**Prompt**. Give every line from the entries that contains "отношении".

**Records shown**.
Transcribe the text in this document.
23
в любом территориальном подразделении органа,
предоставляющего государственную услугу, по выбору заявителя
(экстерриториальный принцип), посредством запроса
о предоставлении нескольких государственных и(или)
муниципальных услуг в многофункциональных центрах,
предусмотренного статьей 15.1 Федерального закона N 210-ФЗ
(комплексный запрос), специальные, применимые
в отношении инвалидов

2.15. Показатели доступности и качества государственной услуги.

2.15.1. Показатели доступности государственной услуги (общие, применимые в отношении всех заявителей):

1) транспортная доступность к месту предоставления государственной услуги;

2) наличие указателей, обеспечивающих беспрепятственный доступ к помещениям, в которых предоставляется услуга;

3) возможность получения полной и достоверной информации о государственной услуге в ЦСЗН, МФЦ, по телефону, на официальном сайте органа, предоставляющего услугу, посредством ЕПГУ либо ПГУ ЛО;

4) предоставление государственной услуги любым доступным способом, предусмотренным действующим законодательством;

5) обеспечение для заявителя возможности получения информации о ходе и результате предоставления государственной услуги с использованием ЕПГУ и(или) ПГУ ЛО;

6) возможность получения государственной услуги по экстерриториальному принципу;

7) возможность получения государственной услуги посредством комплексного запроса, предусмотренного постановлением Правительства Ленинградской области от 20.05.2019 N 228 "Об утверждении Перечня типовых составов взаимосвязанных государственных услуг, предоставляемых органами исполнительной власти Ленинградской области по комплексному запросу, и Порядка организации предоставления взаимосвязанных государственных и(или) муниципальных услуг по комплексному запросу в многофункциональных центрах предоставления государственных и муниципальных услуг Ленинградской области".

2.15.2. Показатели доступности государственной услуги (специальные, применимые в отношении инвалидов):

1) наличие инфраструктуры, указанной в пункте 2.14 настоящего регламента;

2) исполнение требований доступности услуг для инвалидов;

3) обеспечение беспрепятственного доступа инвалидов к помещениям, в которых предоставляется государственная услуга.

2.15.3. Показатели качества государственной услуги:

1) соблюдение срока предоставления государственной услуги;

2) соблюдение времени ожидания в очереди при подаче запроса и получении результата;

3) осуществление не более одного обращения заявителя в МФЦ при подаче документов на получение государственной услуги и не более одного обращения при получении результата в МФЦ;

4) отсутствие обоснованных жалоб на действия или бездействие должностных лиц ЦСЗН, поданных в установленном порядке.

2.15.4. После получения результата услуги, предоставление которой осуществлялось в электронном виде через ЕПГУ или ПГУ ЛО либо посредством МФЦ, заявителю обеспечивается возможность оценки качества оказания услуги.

**Exercise solution**.
в отношении инвалидов
2.15.1. Показатели доступности государственной услуги (общие, применимые в отношении всех заявителей):
2.15.2. Показатели доступности государственной услуги (специальные, применимые в отношении инвалидов):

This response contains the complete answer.